* Start *

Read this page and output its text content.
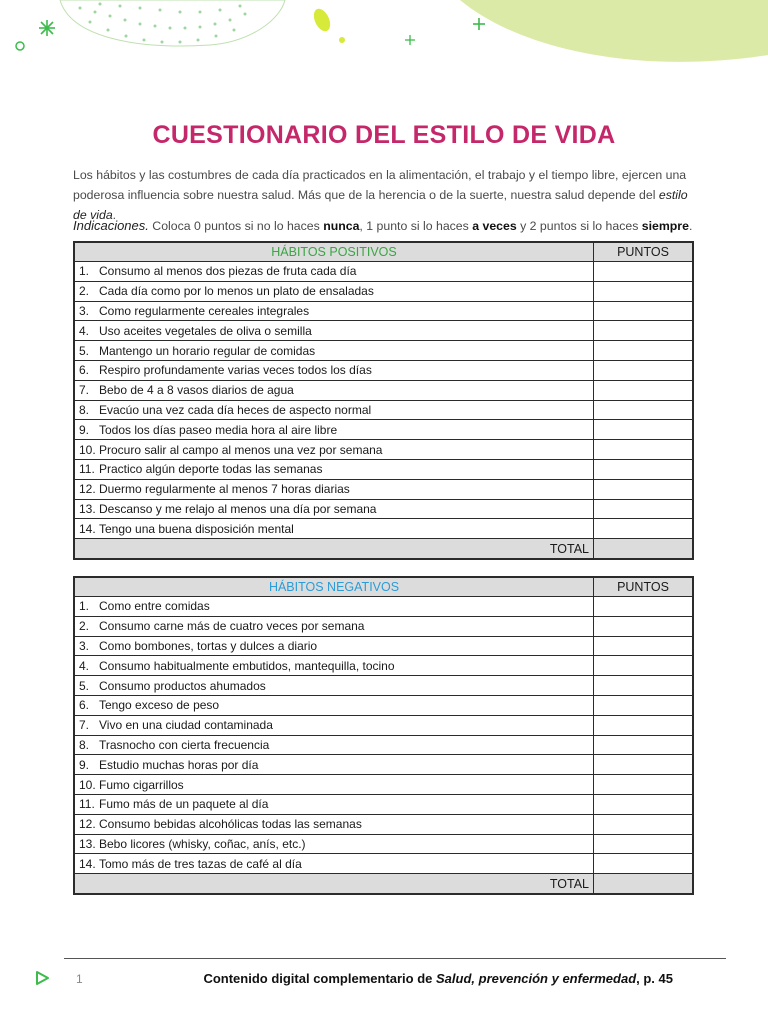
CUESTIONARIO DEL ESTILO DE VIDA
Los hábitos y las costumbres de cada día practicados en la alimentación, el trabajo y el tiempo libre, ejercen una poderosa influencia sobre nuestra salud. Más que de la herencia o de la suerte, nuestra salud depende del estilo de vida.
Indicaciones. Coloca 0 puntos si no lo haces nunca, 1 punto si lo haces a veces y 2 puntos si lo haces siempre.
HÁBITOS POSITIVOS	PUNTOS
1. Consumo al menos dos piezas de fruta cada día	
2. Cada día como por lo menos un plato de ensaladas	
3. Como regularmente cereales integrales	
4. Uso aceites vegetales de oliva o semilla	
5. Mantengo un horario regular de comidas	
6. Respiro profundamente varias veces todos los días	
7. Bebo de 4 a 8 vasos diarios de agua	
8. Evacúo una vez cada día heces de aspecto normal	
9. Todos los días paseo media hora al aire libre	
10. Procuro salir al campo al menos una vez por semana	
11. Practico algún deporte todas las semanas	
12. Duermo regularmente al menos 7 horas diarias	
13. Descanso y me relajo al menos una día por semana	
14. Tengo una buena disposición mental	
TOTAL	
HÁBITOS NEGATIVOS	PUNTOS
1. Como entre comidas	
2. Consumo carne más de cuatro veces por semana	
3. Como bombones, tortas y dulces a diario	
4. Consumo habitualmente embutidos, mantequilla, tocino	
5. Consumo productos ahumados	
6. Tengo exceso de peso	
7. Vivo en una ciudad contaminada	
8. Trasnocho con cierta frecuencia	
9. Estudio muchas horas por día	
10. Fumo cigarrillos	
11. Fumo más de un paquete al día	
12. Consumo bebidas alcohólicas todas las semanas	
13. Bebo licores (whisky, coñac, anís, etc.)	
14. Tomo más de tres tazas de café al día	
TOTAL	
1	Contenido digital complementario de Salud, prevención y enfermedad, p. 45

* End *
* Start *

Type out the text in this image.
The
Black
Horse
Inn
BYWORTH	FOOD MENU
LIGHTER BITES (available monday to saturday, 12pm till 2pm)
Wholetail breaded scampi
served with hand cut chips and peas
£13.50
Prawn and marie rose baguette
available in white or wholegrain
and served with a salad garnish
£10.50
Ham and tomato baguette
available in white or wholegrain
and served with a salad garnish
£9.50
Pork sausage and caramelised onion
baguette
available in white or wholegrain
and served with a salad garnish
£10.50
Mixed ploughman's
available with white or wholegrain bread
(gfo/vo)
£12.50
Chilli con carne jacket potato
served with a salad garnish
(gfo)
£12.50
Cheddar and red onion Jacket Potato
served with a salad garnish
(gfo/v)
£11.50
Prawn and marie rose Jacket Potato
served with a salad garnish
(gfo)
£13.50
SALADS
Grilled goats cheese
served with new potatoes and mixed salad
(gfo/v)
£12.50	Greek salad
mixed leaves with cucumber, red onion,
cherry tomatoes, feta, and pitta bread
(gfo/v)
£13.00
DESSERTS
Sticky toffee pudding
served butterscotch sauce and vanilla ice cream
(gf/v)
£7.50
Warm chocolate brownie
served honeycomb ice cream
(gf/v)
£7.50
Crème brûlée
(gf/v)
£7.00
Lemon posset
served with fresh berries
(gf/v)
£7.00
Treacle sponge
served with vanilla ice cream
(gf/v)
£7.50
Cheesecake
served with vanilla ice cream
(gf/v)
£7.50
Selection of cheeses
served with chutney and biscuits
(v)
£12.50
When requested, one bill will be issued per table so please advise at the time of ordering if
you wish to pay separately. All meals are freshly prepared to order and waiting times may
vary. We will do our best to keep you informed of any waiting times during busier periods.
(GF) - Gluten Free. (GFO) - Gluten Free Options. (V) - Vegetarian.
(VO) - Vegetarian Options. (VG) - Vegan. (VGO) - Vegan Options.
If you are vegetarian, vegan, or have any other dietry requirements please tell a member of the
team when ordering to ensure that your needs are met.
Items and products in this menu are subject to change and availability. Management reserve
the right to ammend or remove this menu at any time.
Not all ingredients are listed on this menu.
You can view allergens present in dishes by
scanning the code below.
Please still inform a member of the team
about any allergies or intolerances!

* End *
* Start *

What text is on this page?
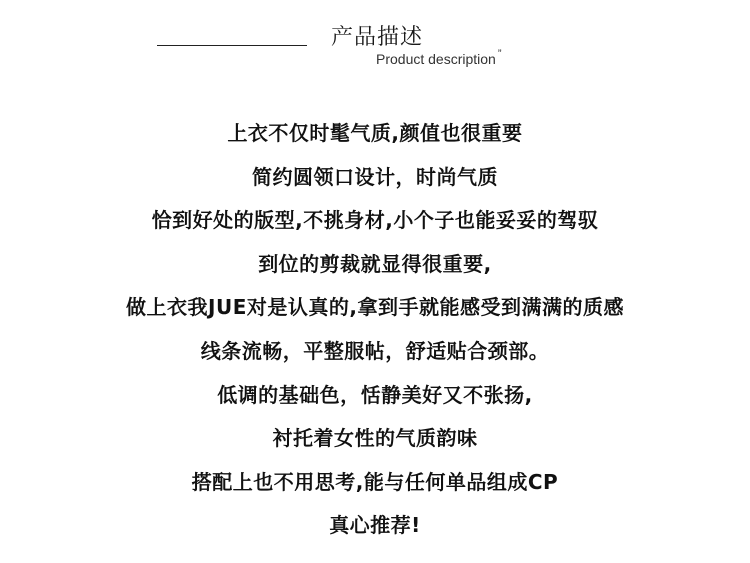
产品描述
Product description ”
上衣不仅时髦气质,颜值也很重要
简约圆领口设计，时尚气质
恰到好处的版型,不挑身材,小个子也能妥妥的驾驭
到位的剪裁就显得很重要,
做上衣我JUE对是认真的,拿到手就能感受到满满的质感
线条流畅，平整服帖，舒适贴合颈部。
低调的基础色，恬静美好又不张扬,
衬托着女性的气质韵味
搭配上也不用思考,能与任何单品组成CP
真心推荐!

* End *

Copy each line of the records that contains the word "baguette".

Prawn and marie rose baguette
Ham and tomato baguette
baguette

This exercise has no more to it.